§ PROBLEM STATEMENT
Images do not belong in the copy. Retype all the entries below exactly.

(Entries from a visual dataset)
'''

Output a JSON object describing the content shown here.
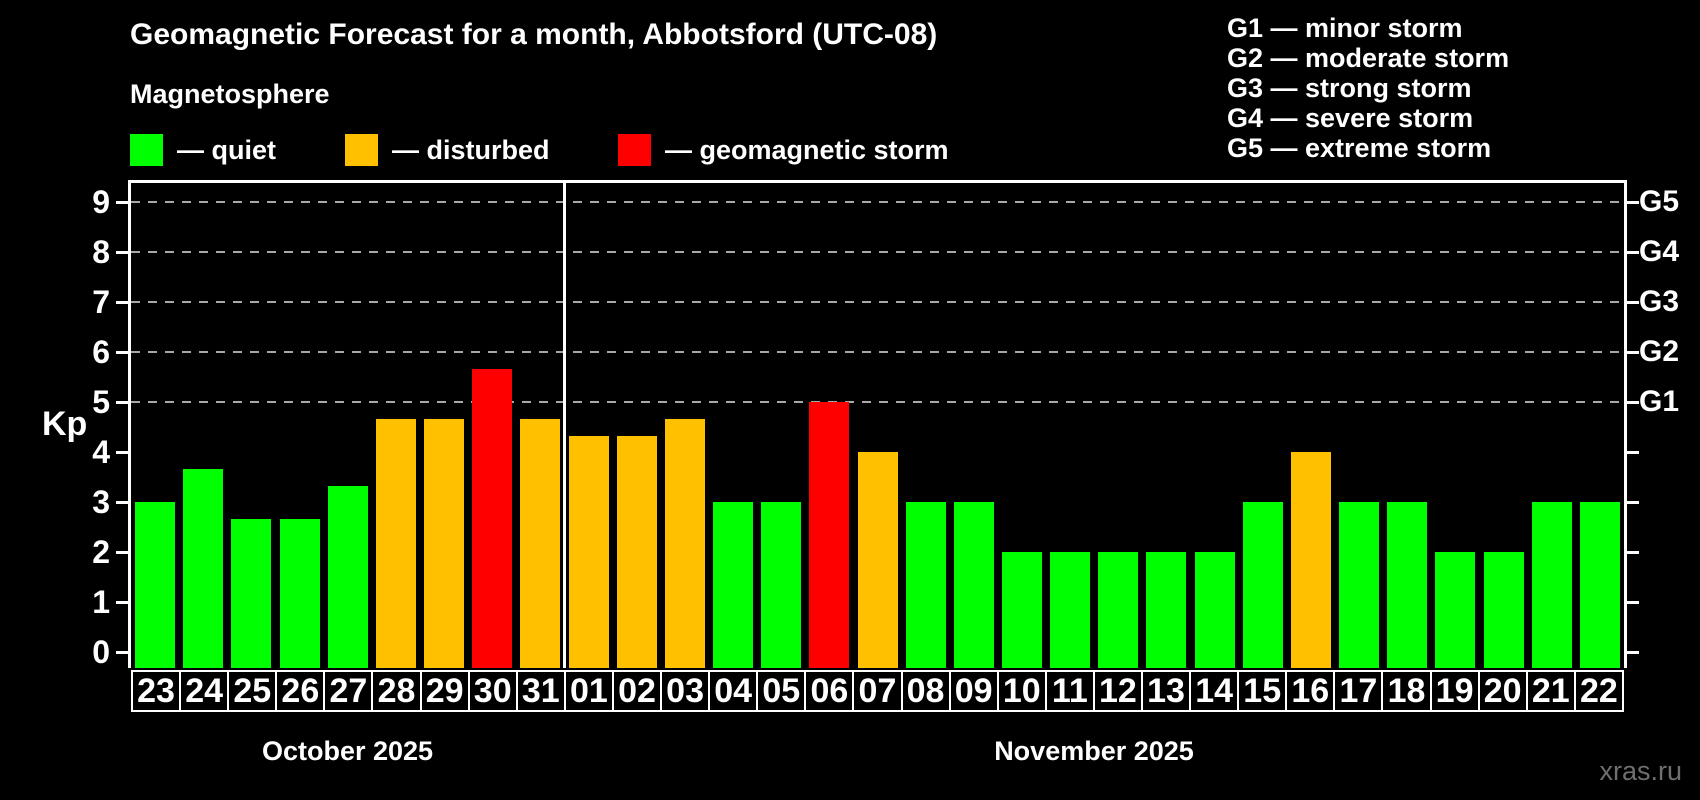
{
  "header": {
    "title": "Geomagnetic Forecast for a month, Abbotsford (UTC-08)",
    "subtitle": "Magnetosphere"
  },
  "legend": {
    "items": [
      {
        "key": "quiet",
        "label": "— quiet",
        "color": "#00ff00"
      },
      {
        "key": "disturbed",
        "label": "— disturbed",
        "color": "#ffc000"
      },
      {
        "key": "storm",
        "label": "— geomagnetic storm",
        "color": "#ff0000"
      }
    ]
  },
  "g_scale": {
    "items": [
      {
        "text": "G1 — minor storm"
      },
      {
        "text": "G2 — moderate storm"
      },
      {
        "text": "G3 — strong storm"
      },
      {
        "text": "G4 — severe storm"
      },
      {
        "text": "G5 — extreme storm"
      }
    ]
  },
  "axes": {
    "y_label": "Kp",
    "y_ticks": [
      0,
      1,
      2,
      3,
      4,
      5,
      6,
      7,
      8,
      9
    ],
    "right_labels": [
      {
        "kp": 5,
        "label": "G1"
      },
      {
        "kp": 6,
        "label": "G2"
      },
      {
        "kp": 7,
        "label": "G3"
      },
      {
        "kp": 8,
        "label": "G4"
      },
      {
        "kp": 9,
        "label": "G5"
      }
    ]
  },
  "months": [
    {
      "label": "October 2025",
      "days": 9
    },
    {
      "label": "November 2025",
      "days": 22
    }
  ],
  "watermark": "xras.ru",
  "colors": {
    "quiet": "#00ff00",
    "disturbed": "#ffc000",
    "storm": "#ff0000",
    "grid": "#a8a8a8",
    "axis": "#ffffff",
    "watermark": "#6f6f6f"
  },
  "chart_data": {
    "type": "bar",
    "title": "Geomagnetic Forecast for a month, Abbotsford (UTC-08)",
    "xlabel": "",
    "ylabel": "Kp",
    "ylim": [
      0,
      9
    ],
    "grid_levels": [
      5,
      6,
      7,
      8,
      9
    ],
    "legend_position": "top-left",
    "points": [
      {
        "day": "23",
        "month": "October 2025",
        "kp": 3.0,
        "status": "quiet"
      },
      {
        "day": "24",
        "month": "October 2025",
        "kp": 3.67,
        "status": "quiet"
      },
      {
        "day": "25",
        "month": "October 2025",
        "kp": 2.67,
        "status": "quiet"
      },
      {
        "day": "26",
        "month": "October 2025",
        "kp": 2.67,
        "status": "quiet"
      },
      {
        "day": "27",
        "month": "October 2025",
        "kp": 3.33,
        "status": "quiet"
      },
      {
        "day": "28",
        "month": "October 2025",
        "kp": 4.67,
        "status": "disturbed"
      },
      {
        "day": "29",
        "month": "October 2025",
        "kp": 4.67,
        "status": "disturbed"
      },
      {
        "day": "30",
        "month": "October 2025",
        "kp": 5.67,
        "status": "storm"
      },
      {
        "day": "31",
        "month": "October 2025",
        "kp": 4.67,
        "status": "disturbed"
      },
      {
        "day": "01",
        "month": "November 2025",
        "kp": 4.33,
        "status": "disturbed"
      },
      {
        "day": "02",
        "month": "November 2025",
        "kp": 4.33,
        "status": "disturbed"
      },
      {
        "day": "03",
        "month": "November 2025",
        "kp": 4.67,
        "status": "disturbed"
      },
      {
        "day": "04",
        "month": "November 2025",
        "kp": 3.0,
        "status": "quiet"
      },
      {
        "day": "05",
        "month": "November 2025",
        "kp": 3.0,
        "status": "quiet"
      },
      {
        "day": "06",
        "month": "November 2025",
        "kp": 5.0,
        "status": "storm"
      },
      {
        "day": "07",
        "month": "November 2025",
        "kp": 4.0,
        "status": "disturbed"
      },
      {
        "day": "08",
        "month": "November 2025",
        "kp": 3.0,
        "status": "quiet"
      },
      {
        "day": "09",
        "month": "November 2025",
        "kp": 3.0,
        "status": "quiet"
      },
      {
        "day": "10",
        "month": "November 2025",
        "kp": 2.0,
        "status": "quiet"
      },
      {
        "day": "11",
        "month": "November 2025",
        "kp": 2.0,
        "status": "quiet"
      },
      {
        "day": "12",
        "month": "November 2025",
        "kp": 2.0,
        "status": "quiet"
      },
      {
        "day": "13",
        "month": "November 2025",
        "kp": 2.0,
        "status": "quiet"
      },
      {
        "day": "14",
        "month": "November 2025",
        "kp": 2.0,
        "status": "quiet"
      },
      {
        "day": "15",
        "month": "November 2025",
        "kp": 3.0,
        "status": "quiet"
      },
      {
        "day": "16",
        "month": "November 2025",
        "kp": 4.0,
        "status": "disturbed"
      },
      {
        "day": "17",
        "month": "November 2025",
        "kp": 3.0,
        "status": "quiet"
      },
      {
        "day": "18",
        "month": "November 2025",
        "kp": 3.0,
        "status": "quiet"
      },
      {
        "day": "19",
        "month": "November 2025",
        "kp": 2.0,
        "status": "quiet"
      },
      {
        "day": "20",
        "month": "November 2025",
        "kp": 2.0,
        "status": "quiet"
      },
      {
        "day": "21",
        "month": "November 2025",
        "kp": 3.0,
        "status": "quiet"
      },
      {
        "day": "22",
        "month": "November 2025",
        "kp": 3.0,
        "status": "quiet"
      }
    ]
  }
}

'''

§ CORRECT ANSWER
Output a JSON object describing the content shown here.
{
  "header": {
    "title": "Geomagnetic Forecast for a month, Abbotsford (UTC-08)",
    "subtitle": "Magnetosphere"
  },
  "legend": {
    "items": [
      {
        "key": "quiet",
        "label": "— quiet",
        "color": "#00ff00"
      },
      {
        "key": "disturbed",
        "label": "— disturbed",
        "color": "#ffc000"
      },
      {
        "key": "storm",
        "label": "— geomagnetic storm",
        "color": "#ff0000"
      }
    ]
  },
  "g_scale": {
    "items": [
      {
        "text": "G1 — minor storm"
      },
      {
        "text": "G2 — moderate storm"
      },
      {
        "text": "G3 — strong storm"
      },
      {
        "text": "G4 — severe storm"
      },
      {
        "text": "G5 — extreme storm"
      }
    ]
  },
  "axes": {
    "y_label": "Kp",
    "y_ticks": [
      0,
      1,
      2,
      3,
      4,
      5,
      6,
      7,
      8,
      9
    ],
    "right_labels": [
      {
        "kp": 5,
        "label": "G1"
      },
      {
        "kp": 6,
        "label": "G2"
      },
      {
        "kp": 7,
        "label": "G3"
      },
      {
        "kp": 8,
        "label": "G4"
      },
      {
        "kp": 9,
        "label": "G5"
      }
    ]
  },
  "months": [
    {
      "label": "October 2025",
      "days": 9
    },
    {
      "label": "November 2025",
      "days": 22
    }
  ],
  "watermark": "xras.ru",
  "colors": {
    "quiet": "#00ff00",
    "disturbed": "#ffc000",
    "storm": "#ff0000",
    "grid": "#a8a8a8",
    "axis": "#ffffff",
    "watermark": "#6f6f6f"
  },
  "chart_data": {
    "type": "bar",
    "title": "Geomagnetic Forecast for a month, Abbotsford (UTC-08)",
    "xlabel": "",
    "ylabel": "Kp",
    "ylim": [
      0,
      9
    ],
    "grid_levels": [
      5,
      6,
      7,
      8,
      9
    ],
    "legend_position": "top-left",
    "points": [
      {
        "day": "23",
        "month": "October 2025",
        "kp": 3.0,
        "status": "quiet"
      },
      {
        "day": "24",
        "month": "October 2025",
        "kp": 3.67,
        "status": "quiet"
      },
      {
        "day": "25",
        "month": "October 2025",
        "kp": 2.67,
        "status": "quiet"
      },
      {
        "day": "26",
        "month": "October 2025",
        "kp": 2.67,
        "status": "quiet"
      },
      {
        "day": "27",
        "month": "October 2025",
        "kp": 3.33,
        "status": "quiet"
      },
      {
        "day": "28",
        "month": "October 2025",
        "kp": 4.67,
        "status": "disturbed"
      },
      {
        "day": "29",
        "month": "October 2025",
        "kp": 4.67,
        "status": "disturbed"
      },
      {
        "day": "30",
        "month": "October 2025",
        "kp": 5.67,
        "status": "storm"
      },
      {
        "day": "31",
        "month": "October 2025",
        "kp": 4.67,
        "status": "disturbed"
      },
      {
        "day": "01",
        "month": "November 2025",
        "kp": 4.33,
        "status": "disturbed"
      },
      {
        "day": "02",
        "month": "November 2025",
        "kp": 4.33,
        "status": "disturbed"
      },
      {
        "day": "03",
        "month": "November 2025",
        "kp": 4.67,
        "status": "disturbed"
      },
      {
        "day": "04",
        "month": "November 2025",
        "kp": 3.0,
        "status": "quiet"
      },
      {
        "day": "05",
        "month": "November 2025",
        "kp": 3.0,
        "status": "quiet"
      },
      {
        "day": "06",
        "month": "November 2025",
        "kp": 5.0,
        "status": "storm"
      },
      {
        "day": "07",
        "month": "November 2025",
        "kp": 4.0,
        "status": "disturbed"
      },
      {
        "day": "08",
        "month": "November 2025",
        "kp": 3.0,
        "status": "quiet"
      },
      {
        "day": "09",
        "month": "November 2025",
        "kp": 3.0,
        "status": "quiet"
      },
      {
        "day": "10",
        "month": "November 2025",
        "kp": 2.0,
        "status": "quiet"
      },
      {
        "day": "11",
        "month": "November 2025",
        "kp": 2.0,
        "status": "quiet"
      },
      {
        "day": "12",
        "month": "November 2025",
        "kp": 2.0,
        "status": "quiet"
      },
      {
        "day": "13",
        "month": "November 2025",
        "kp": 2.0,
        "status": "quiet"
      },
      {
        "day": "14",
        "month": "November 2025",
        "kp": 2.0,
        "status": "quiet"
      },
      {
        "day": "15",
        "month": "November 2025",
        "kp": 3.0,
        "status": "quiet"
      },
      {
        "day": "16",
        "month": "November 2025",
        "kp": 4.0,
        "status": "disturbed"
      },
      {
        "day": "17",
        "month": "November 2025",
        "kp": 3.0,
        "status": "quiet"
      },
      {
        "day": "18",
        "month": "November 2025",
        "kp": 3.0,
        "status": "quiet"
      },
      {
        "day": "19",
        "month": "November 2025",
        "kp": 2.0,
        "status": "quiet"
      },
      {
        "day": "20",
        "month": "November 2025",
        "kp": 2.0,
        "status": "quiet"
      },
      {
        "day": "21",
        "month": "November 2025",
        "kp": 3.0,
        "status": "quiet"
      },
      {
        "day": "22",
        "month": "November 2025",
        "kp": 3.0,
        "status": "quiet"
      }
    ]
  }
}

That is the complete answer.